[Dataset items]
════════════════════
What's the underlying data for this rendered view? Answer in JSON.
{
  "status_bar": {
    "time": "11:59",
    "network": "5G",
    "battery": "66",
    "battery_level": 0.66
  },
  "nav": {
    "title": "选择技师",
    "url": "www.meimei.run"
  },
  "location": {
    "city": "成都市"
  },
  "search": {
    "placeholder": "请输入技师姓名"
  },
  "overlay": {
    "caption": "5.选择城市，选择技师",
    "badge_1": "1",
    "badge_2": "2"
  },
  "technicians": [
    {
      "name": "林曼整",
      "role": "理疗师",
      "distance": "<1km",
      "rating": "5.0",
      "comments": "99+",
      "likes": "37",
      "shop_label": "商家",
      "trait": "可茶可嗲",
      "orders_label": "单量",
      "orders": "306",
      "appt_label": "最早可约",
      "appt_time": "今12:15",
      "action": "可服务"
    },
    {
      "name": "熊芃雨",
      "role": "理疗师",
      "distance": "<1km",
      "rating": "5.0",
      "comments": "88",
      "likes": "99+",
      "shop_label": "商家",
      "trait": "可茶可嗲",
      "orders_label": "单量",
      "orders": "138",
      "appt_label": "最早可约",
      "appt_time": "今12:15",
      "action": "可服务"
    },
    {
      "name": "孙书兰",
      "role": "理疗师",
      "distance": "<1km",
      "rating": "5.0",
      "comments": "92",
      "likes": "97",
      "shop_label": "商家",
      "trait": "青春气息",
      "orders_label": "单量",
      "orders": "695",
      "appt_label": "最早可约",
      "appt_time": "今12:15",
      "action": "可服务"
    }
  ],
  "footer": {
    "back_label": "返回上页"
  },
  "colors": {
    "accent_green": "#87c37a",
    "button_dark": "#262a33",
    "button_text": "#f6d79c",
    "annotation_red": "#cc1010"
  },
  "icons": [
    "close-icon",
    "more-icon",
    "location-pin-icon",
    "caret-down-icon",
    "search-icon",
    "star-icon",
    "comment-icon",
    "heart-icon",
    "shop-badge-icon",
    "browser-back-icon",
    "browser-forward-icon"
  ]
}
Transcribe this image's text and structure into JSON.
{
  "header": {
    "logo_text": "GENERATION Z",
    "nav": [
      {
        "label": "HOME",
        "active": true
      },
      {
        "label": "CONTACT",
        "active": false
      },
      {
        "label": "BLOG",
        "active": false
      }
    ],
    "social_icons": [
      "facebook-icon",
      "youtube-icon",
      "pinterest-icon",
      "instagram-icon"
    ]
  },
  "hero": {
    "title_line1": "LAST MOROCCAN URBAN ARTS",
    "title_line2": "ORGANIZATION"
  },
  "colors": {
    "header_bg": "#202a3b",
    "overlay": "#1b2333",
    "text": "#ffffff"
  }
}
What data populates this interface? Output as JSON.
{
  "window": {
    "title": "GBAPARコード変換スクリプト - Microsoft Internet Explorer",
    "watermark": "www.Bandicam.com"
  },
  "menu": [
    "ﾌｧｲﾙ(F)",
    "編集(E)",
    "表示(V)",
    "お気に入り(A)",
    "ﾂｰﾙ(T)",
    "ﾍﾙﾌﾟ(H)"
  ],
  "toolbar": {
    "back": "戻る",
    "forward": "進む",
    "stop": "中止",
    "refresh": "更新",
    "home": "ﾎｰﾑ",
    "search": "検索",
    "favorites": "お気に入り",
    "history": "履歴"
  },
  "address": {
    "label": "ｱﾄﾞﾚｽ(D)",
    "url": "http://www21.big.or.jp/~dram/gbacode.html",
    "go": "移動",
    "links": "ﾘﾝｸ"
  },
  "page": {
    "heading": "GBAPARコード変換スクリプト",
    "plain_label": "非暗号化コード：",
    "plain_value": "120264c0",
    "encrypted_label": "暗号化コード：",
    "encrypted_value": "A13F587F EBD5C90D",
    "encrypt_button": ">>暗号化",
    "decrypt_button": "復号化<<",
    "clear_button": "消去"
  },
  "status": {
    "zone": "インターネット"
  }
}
════════════════════
» Task goal:
From the listing above, copy out each line where the word "browser" appears.

» Result of the exercise:
    "browser-back-icon",
    "browser-forward-icon"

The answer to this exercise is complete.